* [Given data]
** Begin **

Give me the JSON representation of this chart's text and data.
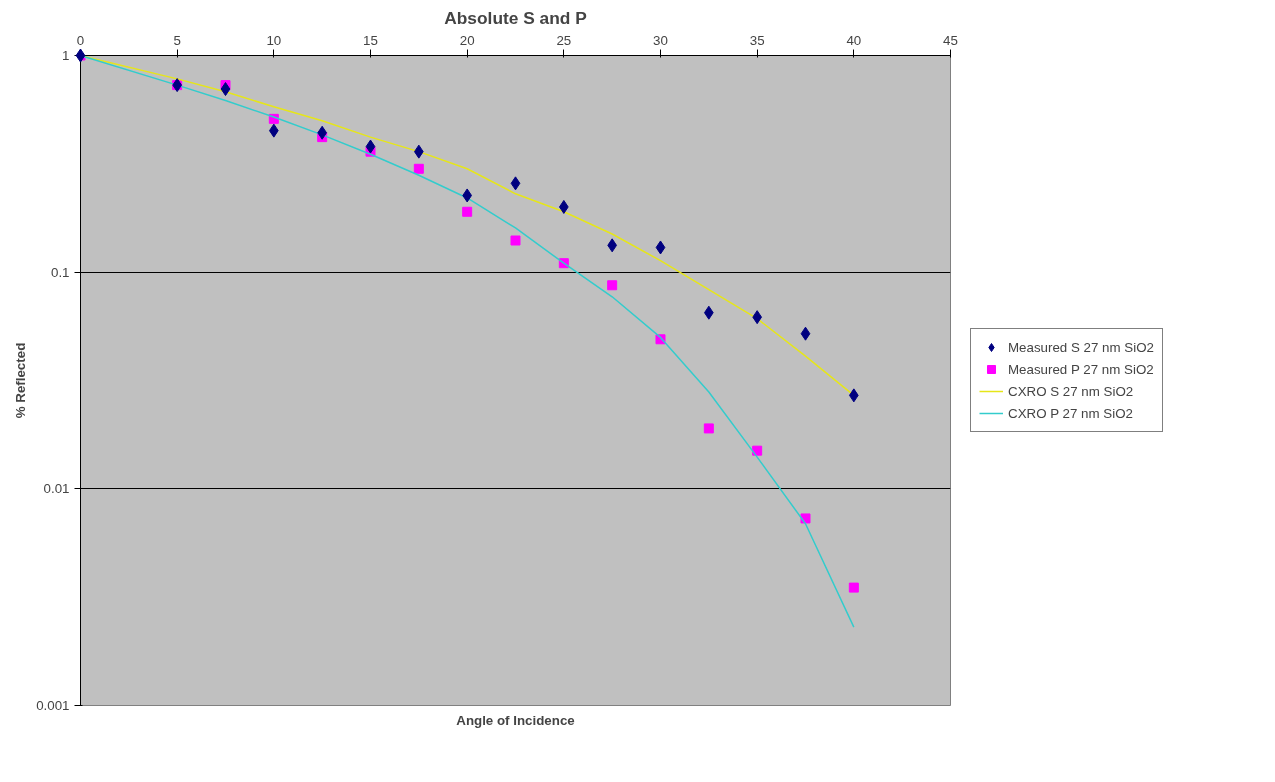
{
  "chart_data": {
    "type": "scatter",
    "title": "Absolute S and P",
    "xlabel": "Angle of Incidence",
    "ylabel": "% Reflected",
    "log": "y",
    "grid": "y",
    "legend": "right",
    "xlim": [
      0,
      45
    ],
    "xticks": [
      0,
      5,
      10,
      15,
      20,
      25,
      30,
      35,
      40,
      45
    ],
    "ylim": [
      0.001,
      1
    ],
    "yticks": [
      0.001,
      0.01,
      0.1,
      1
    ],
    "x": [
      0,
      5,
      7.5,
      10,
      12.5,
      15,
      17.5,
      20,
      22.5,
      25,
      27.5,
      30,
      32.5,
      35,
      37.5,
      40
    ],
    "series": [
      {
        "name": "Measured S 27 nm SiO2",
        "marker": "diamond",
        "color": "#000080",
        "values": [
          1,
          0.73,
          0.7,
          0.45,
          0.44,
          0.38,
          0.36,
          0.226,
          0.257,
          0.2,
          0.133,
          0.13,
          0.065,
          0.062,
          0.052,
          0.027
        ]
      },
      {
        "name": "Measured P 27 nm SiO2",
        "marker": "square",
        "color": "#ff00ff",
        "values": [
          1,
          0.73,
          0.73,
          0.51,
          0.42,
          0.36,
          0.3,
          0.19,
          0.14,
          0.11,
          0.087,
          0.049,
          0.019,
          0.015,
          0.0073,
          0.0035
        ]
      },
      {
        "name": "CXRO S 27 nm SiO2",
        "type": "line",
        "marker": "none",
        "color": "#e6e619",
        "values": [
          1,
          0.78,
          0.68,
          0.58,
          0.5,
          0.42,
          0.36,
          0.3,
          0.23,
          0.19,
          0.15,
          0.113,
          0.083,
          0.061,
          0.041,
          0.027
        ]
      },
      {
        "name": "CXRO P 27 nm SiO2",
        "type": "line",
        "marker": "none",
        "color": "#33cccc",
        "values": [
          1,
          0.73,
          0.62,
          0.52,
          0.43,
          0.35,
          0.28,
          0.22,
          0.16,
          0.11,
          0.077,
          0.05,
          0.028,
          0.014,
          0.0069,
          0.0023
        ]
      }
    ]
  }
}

** End **

* [Set exercise] Exclude the images, then output the data above word for word.

* [Written response]
Give me the JSON representation of this chart's text and data.
{
  "chart_data": {
    "type": "scatter",
    "title": "Absolute S and P",
    "xlabel": "Angle of Incidence",
    "ylabel": "% Reflected",
    "log": "y",
    "grid": "y",
    "legend": "right",
    "xlim": [
      0,
      45
    ],
    "xticks": [
      0,
      5,
      10,
      15,
      20,
      25,
      30,
      35,
      40,
      45
    ],
    "ylim": [
      0.001,
      1
    ],
    "yticks": [
      0.001,
      0.01,
      0.1,
      1
    ],
    "x": [
      0,
      5,
      7.5,
      10,
      12.5,
      15,
      17.5,
      20,
      22.5,
      25,
      27.5,
      30,
      32.5,
      35,
      37.5,
      40
    ],
    "series": [
      {
        "name": "Measured S 27 nm SiO2",
        "marker": "diamond",
        "color": "#000080",
        "values": [
          1,
          0.73,
          0.7,
          0.45,
          0.44,
          0.38,
          0.36,
          0.226,
          0.257,
          0.2,
          0.133,
          0.13,
          0.065,
          0.062,
          0.052,
          0.027
        ]
      },
      {
        "name": "Measured P 27 nm SiO2",
        "marker": "square",
        "color": "#ff00ff",
        "values": [
          1,
          0.73,
          0.73,
          0.51,
          0.42,
          0.36,
          0.3,
          0.19,
          0.14,
          0.11,
          0.087,
          0.049,
          0.019,
          0.015,
          0.0073,
          0.0035
        ]
      },
      {
        "name": "CXRO S 27 nm SiO2",
        "type": "line",
        "marker": "none",
        "color": "#e6e619",
        "values": [
          1,
          0.78,
          0.68,
          0.58,
          0.5,
          0.42,
          0.36,
          0.3,
          0.23,
          0.19,
          0.15,
          0.113,
          0.083,
          0.061,
          0.041,
          0.027
        ]
      },
      {
        "name": "CXRO P 27 nm SiO2",
        "type": "line",
        "marker": "none",
        "color": "#33cccc",
        "values": [
          1,
          0.73,
          0.62,
          0.52,
          0.43,
          0.35,
          0.28,
          0.22,
          0.16,
          0.11,
          0.077,
          0.05,
          0.028,
          0.014,
          0.0069,
          0.0023
        ]
      }
    ]
  }
}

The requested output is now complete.